> Task goal
Print the records below exactly as they appear.

> Data provided
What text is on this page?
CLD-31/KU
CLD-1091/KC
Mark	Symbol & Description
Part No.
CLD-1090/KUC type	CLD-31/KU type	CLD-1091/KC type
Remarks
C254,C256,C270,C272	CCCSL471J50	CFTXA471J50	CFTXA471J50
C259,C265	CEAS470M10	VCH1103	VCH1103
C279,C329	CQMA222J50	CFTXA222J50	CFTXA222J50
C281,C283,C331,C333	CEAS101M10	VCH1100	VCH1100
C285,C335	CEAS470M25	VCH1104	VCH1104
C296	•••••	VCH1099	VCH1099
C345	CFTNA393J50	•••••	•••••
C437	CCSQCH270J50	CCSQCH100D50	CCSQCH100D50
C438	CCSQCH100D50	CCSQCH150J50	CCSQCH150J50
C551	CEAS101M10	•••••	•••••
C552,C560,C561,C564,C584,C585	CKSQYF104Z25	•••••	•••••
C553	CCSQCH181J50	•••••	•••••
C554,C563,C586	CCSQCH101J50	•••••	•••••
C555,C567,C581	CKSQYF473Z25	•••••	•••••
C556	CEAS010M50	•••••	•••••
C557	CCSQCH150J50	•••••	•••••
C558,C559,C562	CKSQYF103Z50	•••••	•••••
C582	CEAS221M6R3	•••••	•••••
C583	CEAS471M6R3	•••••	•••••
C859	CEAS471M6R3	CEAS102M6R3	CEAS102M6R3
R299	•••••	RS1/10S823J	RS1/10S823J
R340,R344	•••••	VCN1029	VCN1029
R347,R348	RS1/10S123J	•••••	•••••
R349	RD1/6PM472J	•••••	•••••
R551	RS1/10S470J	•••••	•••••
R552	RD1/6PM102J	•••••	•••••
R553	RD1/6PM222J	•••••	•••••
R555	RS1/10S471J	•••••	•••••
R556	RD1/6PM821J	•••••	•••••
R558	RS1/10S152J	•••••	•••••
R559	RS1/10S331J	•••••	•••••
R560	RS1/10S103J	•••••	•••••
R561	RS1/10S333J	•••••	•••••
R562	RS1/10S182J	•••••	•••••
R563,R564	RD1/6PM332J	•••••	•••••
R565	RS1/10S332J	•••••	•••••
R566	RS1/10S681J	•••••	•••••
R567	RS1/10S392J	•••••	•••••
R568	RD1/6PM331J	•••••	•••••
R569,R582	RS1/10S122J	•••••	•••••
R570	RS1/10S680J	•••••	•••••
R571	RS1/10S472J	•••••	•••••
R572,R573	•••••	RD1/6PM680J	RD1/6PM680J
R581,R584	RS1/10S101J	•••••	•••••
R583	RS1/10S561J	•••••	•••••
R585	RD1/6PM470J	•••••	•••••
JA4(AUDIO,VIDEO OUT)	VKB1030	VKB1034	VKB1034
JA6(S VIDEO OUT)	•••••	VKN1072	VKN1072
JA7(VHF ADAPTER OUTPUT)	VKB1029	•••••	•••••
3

> Result for this exercise
What text is on this page?
CLD-31/KU
CLD-1091/KC
Mark	Symbol & Description
Part No.
CLD-1090/KUC type	CLD-31/KU type	CLD-1091/KC type
Remarks
C254,C256,C270,C272	CCCSL471J50	CFTXA471J50	CFTXA471J50
C259,C265	CEAS470M10	VCH1103	VCH1103
C279,C329	CQMA222J50	CFTXA222J50	CFTXA222J50
C281,C283,C331,C333	CEAS101M10	VCH1100	VCH1100
C285,C335	CEAS470M25	VCH1104	VCH1104
C296	•••••	VCH1099	VCH1099
C345	CFTNA393J50	•••••	•••••
C437	CCSQCH270J50	CCSQCH100D50	CCSQCH100D50
C438	CCSQCH100D50	CCSQCH150J50	CCSQCH150J50
C551	CEAS101M10	•••••	•••••
C552,C560,C561,C564,C584,C585	CKSQYF104Z25	•••••	•••••
C553	CCSQCH181J50	•••••	•••••
C554,C563,C586	CCSQCH101J50	•••••	•••••
C555,C567,C581	CKSQYF473Z25	•••••	•••••
C556	CEAS010M50	•••••	•••••
C557	CCSQCH150J50	•••••	•••••
C558,C559,C562	CKSQYF103Z50	•••••	•••••
C582	CEAS221M6R3	•••••	•••••
C583	CEAS471M6R3	•••••	•••••
C859	CEAS471M6R3	CEAS102M6R3	CEAS102M6R3
R299	•••••	RS1/10S823J	RS1/10S823J
R340,R344	•••••	VCN1029	VCN1029
R347,R348	RS1/10S123J	•••••	•••••
R349	RD1/6PM472J	•••••	•••••
R551	RS1/10S470J	•••••	•••••
R552	RD1/6PM102J	•••••	•••••
R553	RD1/6PM222J	•••••	•••••
R555	RS1/10S471J	•••••	•••••
R556	RD1/6PM821J	•••••	•••••
R558	RS1/10S152J	•••••	•••••
R559	RS1/10S331J	•••••	•••••
R560	RS1/10S103J	•••••	•••••
R561	RS1/10S333J	•••••	•••••
R562	RS1/10S182J	•••••	•••••
R563,R564	RD1/6PM332J	•••••	•••••
R565	RS1/10S332J	•••••	•••••
R566	RS1/10S681J	•••••	•••••
R567	RS1/10S392J	•••••	•••••
R568	RD1/6PM331J	•••••	•••••
R569,R582	RS1/10S122J	•••••	•••••
R570	RS1/10S680J	•••••	•••••
R571	RS1/10S472J	•••••	•••••
R572,R573	•••••	RD1/6PM680J	RD1/6PM680J
R581,R584	RS1/10S101J	•••••	•••••
R583	RS1/10S561J	•••••	•••••
R585	RD1/6PM470J	•••••	•••••
JA4(AUDIO,VIDEO OUT)	VKB1030	VKB1034	VKB1034
JA6(S VIDEO OUT)	•••••	VKN1072	VKN1072
JA7(VHF ADAPTER OUTPUT)	VKB1029	•••••	•••••
3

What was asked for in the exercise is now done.